(WHAT IS ASKED): Records follow. Pull out every line that contains "Фунт".

Stored data entries
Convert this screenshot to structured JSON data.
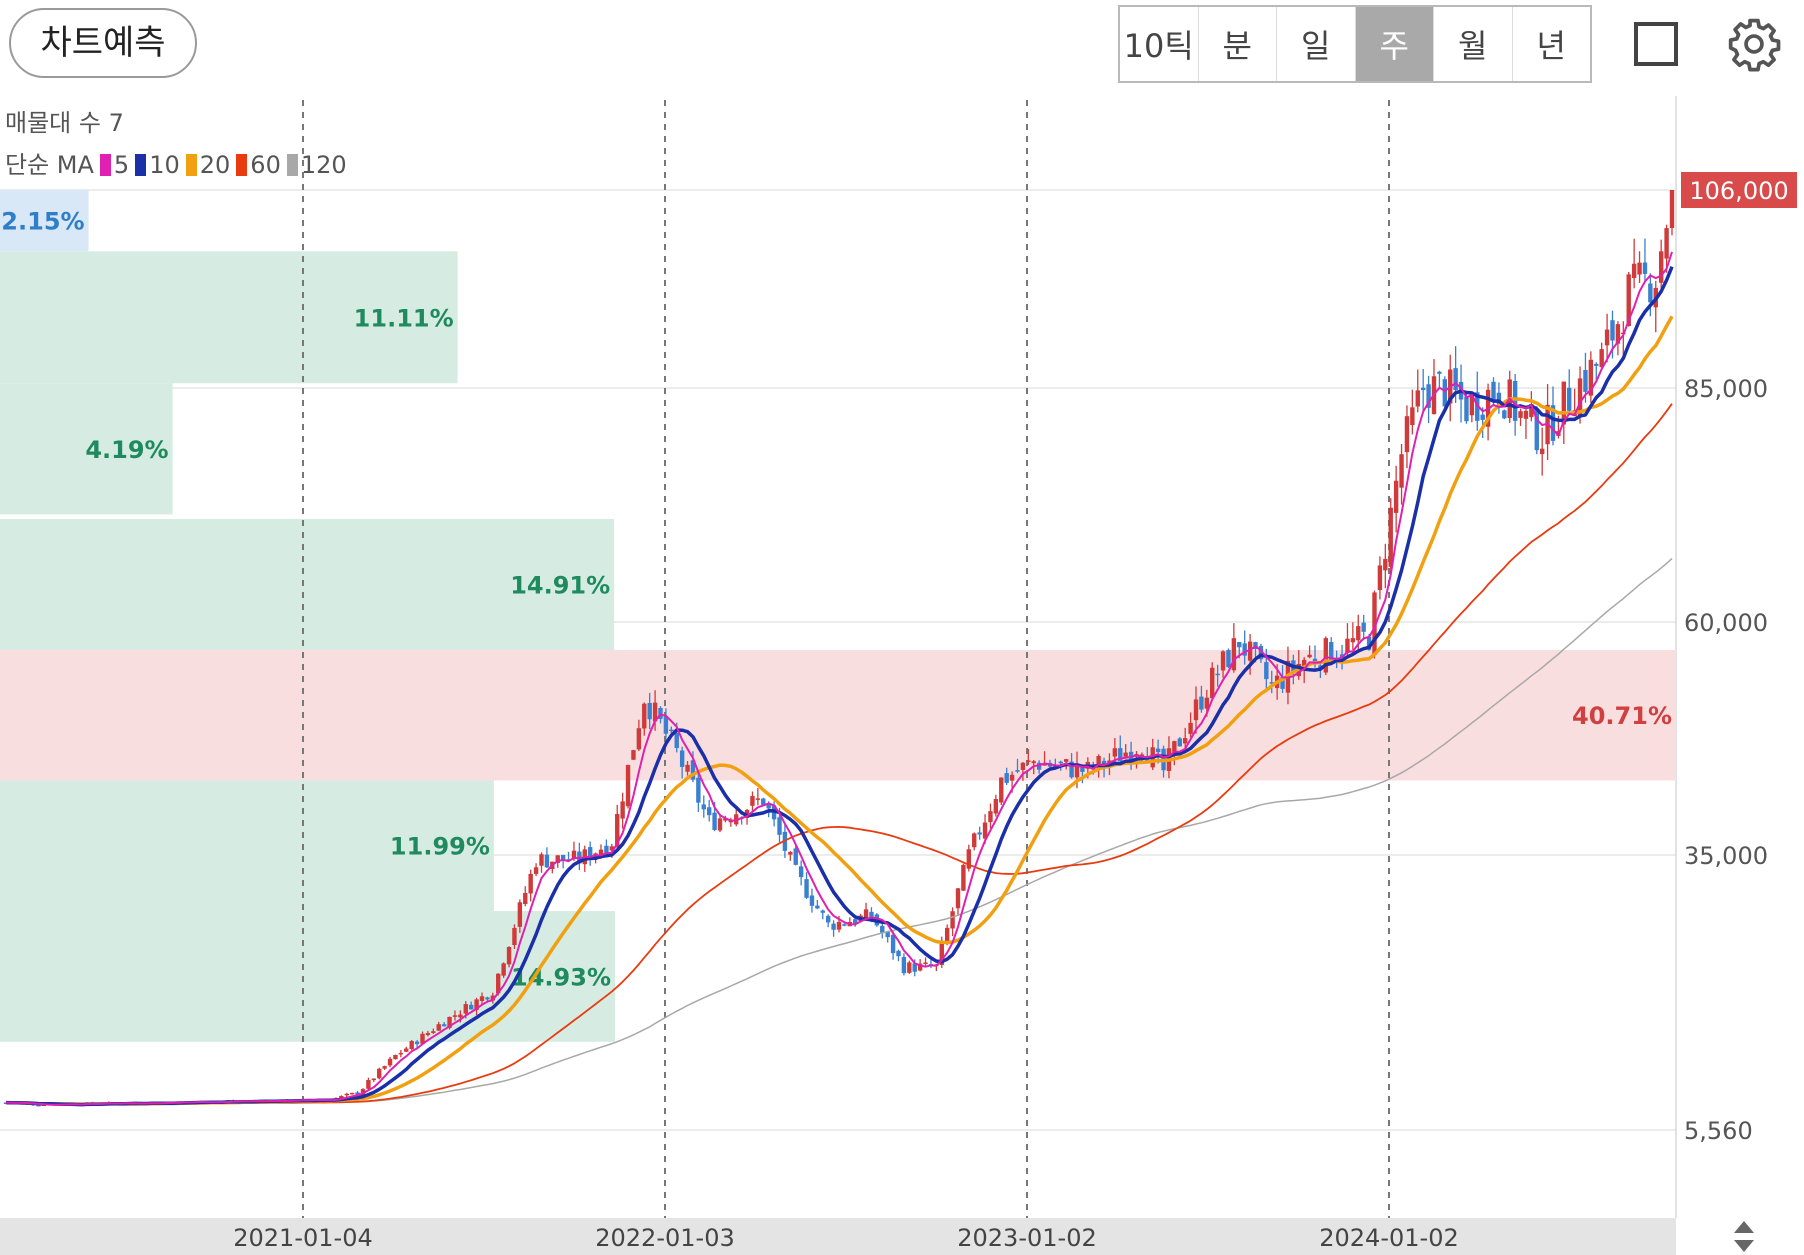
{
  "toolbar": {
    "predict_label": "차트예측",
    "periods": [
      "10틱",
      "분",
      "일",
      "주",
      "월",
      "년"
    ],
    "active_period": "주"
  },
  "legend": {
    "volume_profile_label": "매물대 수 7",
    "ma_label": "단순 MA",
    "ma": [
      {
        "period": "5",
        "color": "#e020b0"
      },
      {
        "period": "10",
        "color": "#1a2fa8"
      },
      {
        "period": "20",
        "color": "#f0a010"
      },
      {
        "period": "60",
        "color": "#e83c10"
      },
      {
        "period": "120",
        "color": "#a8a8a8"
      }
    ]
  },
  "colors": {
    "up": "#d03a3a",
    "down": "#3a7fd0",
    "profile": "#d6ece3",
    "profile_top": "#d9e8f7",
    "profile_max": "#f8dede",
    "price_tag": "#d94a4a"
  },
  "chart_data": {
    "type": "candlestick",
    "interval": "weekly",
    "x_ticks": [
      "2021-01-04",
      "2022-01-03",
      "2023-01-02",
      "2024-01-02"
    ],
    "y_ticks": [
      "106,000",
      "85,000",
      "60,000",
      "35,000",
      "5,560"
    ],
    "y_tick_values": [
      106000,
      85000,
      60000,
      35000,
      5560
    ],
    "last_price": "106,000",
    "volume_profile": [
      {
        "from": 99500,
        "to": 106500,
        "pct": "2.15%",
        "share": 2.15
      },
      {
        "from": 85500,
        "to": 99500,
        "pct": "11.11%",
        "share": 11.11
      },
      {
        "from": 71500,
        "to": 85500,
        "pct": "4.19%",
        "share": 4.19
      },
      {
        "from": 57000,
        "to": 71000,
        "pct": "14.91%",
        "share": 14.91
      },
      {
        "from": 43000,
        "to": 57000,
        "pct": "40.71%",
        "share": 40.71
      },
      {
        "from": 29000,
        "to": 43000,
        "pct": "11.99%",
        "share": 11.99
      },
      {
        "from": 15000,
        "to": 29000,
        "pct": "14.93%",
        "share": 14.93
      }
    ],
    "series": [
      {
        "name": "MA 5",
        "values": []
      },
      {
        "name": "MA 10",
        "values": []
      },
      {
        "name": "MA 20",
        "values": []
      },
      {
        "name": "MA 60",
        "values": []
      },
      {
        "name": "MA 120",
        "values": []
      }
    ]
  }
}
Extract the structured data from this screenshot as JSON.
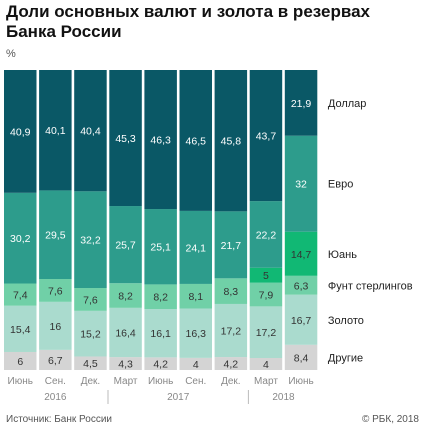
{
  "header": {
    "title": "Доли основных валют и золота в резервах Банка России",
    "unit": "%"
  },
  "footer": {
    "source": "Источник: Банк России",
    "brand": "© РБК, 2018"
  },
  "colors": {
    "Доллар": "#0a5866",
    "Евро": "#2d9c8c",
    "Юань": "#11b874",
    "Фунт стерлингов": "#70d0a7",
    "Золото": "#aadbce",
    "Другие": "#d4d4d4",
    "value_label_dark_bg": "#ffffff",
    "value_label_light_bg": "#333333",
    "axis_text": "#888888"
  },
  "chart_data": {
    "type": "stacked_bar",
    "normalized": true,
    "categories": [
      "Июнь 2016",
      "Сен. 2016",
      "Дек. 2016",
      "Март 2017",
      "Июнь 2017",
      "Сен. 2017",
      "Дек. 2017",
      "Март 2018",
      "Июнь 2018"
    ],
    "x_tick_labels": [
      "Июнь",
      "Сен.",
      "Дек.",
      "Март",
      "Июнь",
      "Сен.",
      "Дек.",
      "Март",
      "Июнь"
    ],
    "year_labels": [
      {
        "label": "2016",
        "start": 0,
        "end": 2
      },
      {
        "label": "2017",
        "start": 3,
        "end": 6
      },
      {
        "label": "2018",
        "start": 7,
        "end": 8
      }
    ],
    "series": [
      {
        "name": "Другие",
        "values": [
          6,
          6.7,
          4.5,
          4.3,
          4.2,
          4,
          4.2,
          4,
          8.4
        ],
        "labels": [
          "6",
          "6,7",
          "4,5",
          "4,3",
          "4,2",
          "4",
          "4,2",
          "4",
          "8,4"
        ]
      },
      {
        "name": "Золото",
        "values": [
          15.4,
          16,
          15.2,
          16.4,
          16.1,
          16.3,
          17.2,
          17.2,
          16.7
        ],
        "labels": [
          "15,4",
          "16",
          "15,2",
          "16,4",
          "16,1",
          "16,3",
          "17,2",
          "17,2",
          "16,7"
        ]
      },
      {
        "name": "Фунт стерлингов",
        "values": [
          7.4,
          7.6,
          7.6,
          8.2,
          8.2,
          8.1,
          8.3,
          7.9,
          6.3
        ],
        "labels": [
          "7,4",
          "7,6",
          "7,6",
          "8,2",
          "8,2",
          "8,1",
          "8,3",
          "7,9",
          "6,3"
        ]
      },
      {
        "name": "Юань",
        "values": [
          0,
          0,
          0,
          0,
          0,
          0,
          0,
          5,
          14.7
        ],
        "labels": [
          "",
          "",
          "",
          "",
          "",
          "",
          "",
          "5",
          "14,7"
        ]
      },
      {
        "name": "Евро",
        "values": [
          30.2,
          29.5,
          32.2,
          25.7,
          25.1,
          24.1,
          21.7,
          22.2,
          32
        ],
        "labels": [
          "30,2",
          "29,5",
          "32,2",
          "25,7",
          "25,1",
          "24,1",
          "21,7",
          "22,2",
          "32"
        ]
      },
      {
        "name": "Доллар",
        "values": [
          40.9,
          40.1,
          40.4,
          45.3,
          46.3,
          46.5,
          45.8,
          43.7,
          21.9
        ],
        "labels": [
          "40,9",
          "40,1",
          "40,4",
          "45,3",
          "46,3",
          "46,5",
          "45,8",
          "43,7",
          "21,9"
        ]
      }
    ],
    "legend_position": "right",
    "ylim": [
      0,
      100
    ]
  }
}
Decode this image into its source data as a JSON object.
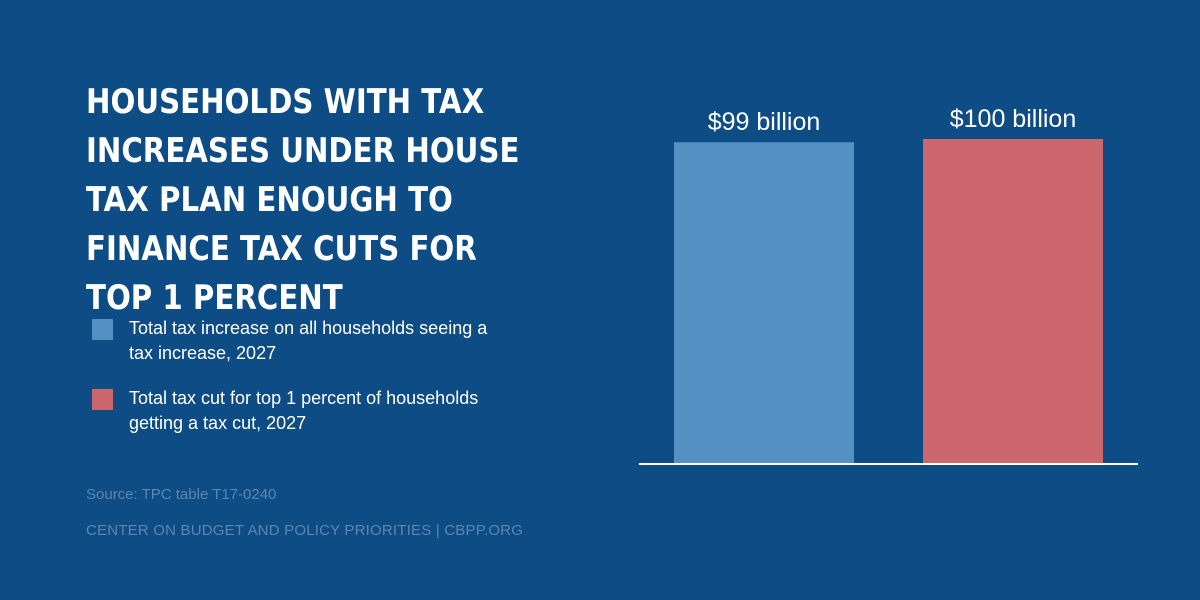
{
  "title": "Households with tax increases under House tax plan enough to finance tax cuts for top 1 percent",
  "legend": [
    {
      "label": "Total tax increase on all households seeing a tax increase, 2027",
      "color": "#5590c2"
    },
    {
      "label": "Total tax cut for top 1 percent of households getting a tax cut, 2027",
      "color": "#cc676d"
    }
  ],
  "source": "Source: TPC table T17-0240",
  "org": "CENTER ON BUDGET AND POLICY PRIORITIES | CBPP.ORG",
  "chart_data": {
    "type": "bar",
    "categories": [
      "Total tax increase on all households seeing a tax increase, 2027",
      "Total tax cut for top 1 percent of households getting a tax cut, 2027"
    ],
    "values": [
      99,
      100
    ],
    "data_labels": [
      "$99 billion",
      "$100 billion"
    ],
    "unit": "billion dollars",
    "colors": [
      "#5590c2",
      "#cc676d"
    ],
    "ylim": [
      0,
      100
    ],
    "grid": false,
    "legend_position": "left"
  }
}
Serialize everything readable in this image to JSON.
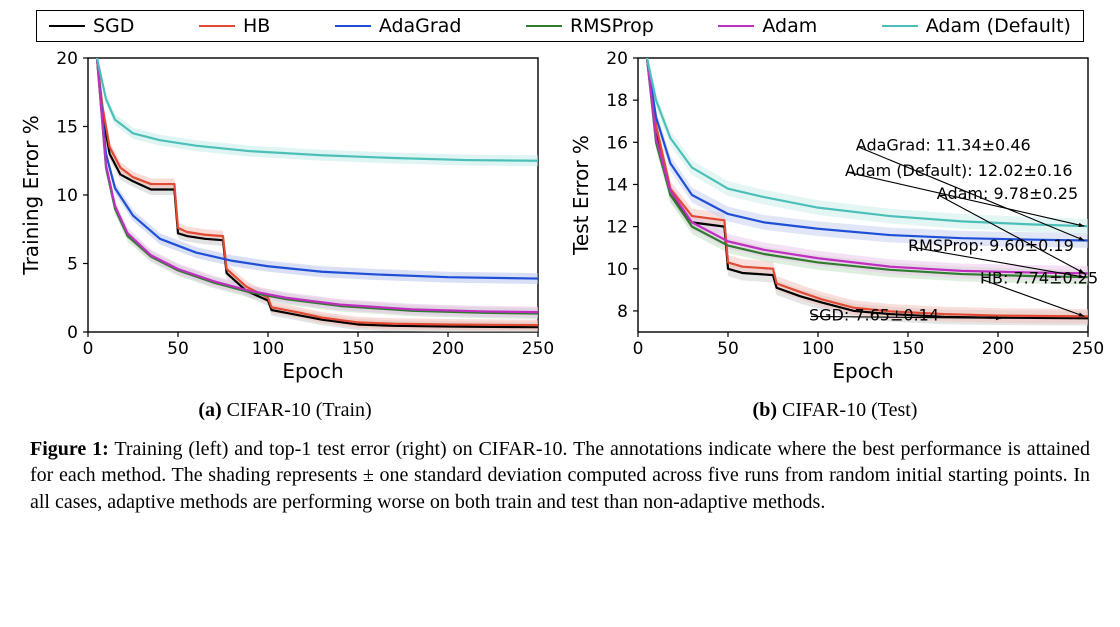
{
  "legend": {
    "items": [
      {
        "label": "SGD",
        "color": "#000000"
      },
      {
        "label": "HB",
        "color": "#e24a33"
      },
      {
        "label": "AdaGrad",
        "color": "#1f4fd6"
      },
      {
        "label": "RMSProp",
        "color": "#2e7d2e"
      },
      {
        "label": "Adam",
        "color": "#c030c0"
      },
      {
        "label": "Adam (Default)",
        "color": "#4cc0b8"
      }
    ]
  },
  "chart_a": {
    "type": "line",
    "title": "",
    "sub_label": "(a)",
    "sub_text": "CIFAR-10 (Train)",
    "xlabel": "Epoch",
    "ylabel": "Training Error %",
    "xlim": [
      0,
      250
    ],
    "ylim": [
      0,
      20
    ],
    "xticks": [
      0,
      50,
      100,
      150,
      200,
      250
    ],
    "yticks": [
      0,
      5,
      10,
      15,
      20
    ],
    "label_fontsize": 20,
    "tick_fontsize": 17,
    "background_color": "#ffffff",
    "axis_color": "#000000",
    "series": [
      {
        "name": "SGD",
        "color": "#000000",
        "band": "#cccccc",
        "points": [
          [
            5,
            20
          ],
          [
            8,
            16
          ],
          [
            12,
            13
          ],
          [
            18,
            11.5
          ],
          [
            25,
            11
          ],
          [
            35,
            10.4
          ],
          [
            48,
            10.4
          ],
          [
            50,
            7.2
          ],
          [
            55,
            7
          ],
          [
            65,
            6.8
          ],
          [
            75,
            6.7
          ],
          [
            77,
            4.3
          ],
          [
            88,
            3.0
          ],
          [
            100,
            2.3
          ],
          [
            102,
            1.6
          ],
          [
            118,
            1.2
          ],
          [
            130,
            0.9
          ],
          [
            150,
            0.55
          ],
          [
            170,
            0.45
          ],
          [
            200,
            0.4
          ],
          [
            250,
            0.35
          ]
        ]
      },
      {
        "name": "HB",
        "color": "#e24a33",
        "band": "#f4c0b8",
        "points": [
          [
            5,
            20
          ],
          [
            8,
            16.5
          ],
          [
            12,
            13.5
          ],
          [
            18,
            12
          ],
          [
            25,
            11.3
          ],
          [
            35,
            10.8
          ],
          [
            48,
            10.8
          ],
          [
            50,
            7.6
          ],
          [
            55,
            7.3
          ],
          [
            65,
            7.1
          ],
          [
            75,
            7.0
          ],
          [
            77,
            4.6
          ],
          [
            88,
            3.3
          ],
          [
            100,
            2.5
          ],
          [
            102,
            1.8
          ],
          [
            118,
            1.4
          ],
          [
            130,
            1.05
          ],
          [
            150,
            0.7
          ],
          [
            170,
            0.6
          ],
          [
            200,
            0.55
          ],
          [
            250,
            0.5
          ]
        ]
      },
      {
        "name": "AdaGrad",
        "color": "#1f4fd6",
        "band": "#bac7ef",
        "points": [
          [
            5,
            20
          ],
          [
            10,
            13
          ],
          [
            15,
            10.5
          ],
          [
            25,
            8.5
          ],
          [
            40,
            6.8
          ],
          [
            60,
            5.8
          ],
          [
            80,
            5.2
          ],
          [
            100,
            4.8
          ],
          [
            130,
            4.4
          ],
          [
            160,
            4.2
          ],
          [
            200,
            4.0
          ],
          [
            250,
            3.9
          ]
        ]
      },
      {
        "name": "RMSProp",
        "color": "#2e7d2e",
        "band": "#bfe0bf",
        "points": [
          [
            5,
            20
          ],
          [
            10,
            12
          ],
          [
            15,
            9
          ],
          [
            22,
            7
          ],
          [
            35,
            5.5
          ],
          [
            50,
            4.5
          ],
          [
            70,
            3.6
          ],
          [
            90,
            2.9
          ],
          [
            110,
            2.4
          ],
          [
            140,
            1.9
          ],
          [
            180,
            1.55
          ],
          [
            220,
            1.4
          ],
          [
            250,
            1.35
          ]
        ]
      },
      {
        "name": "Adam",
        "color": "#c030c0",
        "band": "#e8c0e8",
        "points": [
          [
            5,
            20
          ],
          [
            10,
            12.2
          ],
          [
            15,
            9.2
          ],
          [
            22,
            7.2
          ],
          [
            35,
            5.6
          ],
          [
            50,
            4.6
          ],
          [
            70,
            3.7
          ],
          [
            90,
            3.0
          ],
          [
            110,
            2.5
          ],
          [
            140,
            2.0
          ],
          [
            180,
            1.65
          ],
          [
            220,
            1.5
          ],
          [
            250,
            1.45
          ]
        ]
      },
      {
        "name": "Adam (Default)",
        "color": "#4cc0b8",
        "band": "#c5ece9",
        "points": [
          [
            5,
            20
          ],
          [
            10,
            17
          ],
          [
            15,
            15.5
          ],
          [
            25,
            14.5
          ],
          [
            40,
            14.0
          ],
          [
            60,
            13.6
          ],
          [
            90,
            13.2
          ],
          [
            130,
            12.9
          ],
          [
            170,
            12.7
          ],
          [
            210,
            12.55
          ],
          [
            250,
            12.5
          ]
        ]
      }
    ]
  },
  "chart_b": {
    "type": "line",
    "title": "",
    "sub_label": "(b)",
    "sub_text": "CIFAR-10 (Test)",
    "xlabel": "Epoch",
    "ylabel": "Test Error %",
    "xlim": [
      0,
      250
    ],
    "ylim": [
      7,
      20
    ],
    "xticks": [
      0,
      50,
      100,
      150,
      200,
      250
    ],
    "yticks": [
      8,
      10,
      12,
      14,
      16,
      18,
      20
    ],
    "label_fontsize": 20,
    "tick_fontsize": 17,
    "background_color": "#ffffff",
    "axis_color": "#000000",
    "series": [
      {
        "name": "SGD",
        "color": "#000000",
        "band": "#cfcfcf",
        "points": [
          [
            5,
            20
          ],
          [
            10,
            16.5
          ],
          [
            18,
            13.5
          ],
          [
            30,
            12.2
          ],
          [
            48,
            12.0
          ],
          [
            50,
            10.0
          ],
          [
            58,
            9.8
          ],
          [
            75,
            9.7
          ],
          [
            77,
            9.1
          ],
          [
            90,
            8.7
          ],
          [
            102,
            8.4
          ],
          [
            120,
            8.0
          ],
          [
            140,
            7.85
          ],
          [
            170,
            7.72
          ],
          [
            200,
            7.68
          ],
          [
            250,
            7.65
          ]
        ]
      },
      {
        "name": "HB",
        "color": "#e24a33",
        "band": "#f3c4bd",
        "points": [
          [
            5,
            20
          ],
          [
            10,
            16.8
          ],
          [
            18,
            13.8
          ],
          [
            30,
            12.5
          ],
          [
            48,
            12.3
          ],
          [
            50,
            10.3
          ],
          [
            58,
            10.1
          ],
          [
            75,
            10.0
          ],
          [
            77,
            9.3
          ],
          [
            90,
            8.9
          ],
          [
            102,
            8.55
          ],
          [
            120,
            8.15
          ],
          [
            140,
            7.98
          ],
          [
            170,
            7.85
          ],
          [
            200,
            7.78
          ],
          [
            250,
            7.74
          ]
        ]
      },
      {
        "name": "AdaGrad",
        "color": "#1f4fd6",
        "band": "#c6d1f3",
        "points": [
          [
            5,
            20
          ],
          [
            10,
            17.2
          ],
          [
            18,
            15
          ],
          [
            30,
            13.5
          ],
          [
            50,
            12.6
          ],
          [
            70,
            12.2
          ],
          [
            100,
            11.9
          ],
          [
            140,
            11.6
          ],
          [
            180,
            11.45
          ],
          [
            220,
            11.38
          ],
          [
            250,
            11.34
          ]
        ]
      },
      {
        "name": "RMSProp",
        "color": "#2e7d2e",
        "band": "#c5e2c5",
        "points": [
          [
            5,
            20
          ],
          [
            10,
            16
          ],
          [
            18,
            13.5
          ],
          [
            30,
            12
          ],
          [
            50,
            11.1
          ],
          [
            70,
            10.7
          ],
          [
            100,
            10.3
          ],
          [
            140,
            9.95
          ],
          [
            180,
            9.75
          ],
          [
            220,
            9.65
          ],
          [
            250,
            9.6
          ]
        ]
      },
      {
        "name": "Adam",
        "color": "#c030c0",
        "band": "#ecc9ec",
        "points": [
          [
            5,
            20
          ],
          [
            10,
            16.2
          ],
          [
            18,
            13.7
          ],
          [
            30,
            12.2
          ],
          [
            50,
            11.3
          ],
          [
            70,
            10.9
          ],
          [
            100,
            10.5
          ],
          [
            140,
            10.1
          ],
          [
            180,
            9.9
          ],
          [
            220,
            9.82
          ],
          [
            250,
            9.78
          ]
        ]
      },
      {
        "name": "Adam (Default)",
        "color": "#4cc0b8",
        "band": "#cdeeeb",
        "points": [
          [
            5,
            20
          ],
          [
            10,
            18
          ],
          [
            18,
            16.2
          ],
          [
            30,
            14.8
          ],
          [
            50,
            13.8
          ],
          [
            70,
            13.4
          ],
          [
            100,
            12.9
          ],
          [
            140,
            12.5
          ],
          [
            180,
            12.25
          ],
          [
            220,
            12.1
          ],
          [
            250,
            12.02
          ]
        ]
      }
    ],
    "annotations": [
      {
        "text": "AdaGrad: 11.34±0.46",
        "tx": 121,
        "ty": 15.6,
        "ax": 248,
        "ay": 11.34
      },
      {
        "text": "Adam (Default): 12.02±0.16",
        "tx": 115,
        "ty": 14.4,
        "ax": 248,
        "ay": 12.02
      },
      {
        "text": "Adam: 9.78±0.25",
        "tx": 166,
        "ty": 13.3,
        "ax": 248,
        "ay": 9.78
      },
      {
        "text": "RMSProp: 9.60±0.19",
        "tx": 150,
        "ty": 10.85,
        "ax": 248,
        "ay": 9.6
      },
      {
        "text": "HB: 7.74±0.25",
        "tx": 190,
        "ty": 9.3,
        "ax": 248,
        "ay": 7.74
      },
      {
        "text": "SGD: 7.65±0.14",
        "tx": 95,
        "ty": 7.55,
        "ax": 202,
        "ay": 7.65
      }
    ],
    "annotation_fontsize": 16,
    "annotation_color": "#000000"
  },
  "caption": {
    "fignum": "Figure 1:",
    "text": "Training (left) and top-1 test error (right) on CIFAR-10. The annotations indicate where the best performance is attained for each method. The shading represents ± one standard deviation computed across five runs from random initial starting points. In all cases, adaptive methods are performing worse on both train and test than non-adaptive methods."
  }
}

(FINISHED ANSWER):
    "Фунт стерлингов": "#70d0a7",
        "name": "Фунт стерлингов",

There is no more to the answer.